*EXCERPTED RECORDS:*

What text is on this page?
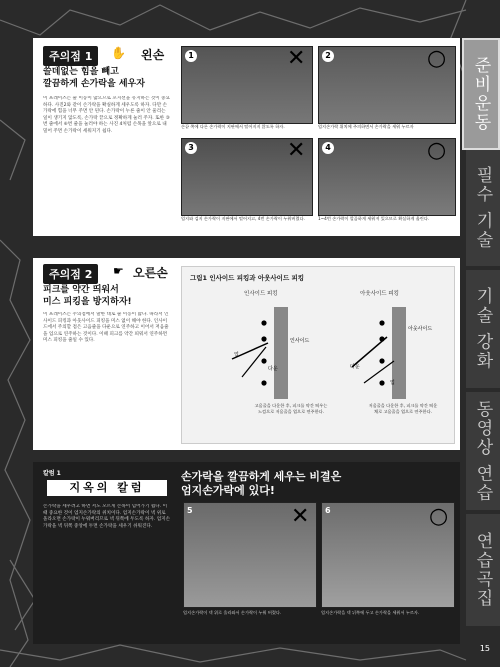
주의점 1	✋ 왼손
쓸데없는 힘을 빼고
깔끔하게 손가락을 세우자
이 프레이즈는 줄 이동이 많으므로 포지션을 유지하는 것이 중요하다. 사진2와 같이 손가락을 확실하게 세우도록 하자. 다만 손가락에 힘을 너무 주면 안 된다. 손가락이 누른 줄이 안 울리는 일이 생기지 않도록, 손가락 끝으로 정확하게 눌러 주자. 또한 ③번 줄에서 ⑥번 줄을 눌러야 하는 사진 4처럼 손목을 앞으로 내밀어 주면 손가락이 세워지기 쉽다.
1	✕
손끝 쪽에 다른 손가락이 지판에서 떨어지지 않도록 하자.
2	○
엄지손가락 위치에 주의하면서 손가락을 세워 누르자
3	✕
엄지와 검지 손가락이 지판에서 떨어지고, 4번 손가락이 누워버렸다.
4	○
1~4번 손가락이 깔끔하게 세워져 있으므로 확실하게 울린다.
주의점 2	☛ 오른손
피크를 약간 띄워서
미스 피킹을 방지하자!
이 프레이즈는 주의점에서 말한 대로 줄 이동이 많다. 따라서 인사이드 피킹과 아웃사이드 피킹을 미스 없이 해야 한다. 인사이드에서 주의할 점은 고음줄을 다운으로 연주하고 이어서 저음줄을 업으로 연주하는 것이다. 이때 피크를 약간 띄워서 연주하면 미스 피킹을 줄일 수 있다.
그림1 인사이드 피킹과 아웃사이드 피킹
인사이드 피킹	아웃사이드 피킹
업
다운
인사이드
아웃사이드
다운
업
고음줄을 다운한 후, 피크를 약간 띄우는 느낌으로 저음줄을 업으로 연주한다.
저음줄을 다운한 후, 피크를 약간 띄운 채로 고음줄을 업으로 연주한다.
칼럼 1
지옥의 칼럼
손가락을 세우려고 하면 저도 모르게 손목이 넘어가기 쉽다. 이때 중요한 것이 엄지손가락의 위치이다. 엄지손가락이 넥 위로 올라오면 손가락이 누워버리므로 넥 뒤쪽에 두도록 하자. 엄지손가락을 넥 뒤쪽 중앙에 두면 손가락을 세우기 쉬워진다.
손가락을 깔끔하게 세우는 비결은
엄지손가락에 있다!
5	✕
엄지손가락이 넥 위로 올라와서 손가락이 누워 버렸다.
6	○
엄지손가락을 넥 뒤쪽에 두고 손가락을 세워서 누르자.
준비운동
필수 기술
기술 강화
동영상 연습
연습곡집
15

*WHAT IS ASKED:* Gather each line of the listing that holds the string "확실하게".

*REPLY:*
이 프레이즈는 줄 이동이 많으므로 포지션을 유지하는 것이 중요하다. 사진2와 같이 손가락을 확실하게 세우도록 하자. 다만 손가락에 힘을 너무 주면 안 된다. 손가락이 누른 줄이 안 울리는 일이 생기지 않도록, 손가락 끝으로 정확하게 눌러 주자. 또한 ③번 줄에서 ⑥번 줄을 눌러야 하는 사진 4처럼 손목을 앞으로 내밀어 주면 손가락이 세워지기 쉽다.
1~4번 손가락이 깔끔하게 세워져 있으므로 확실하게 울린다.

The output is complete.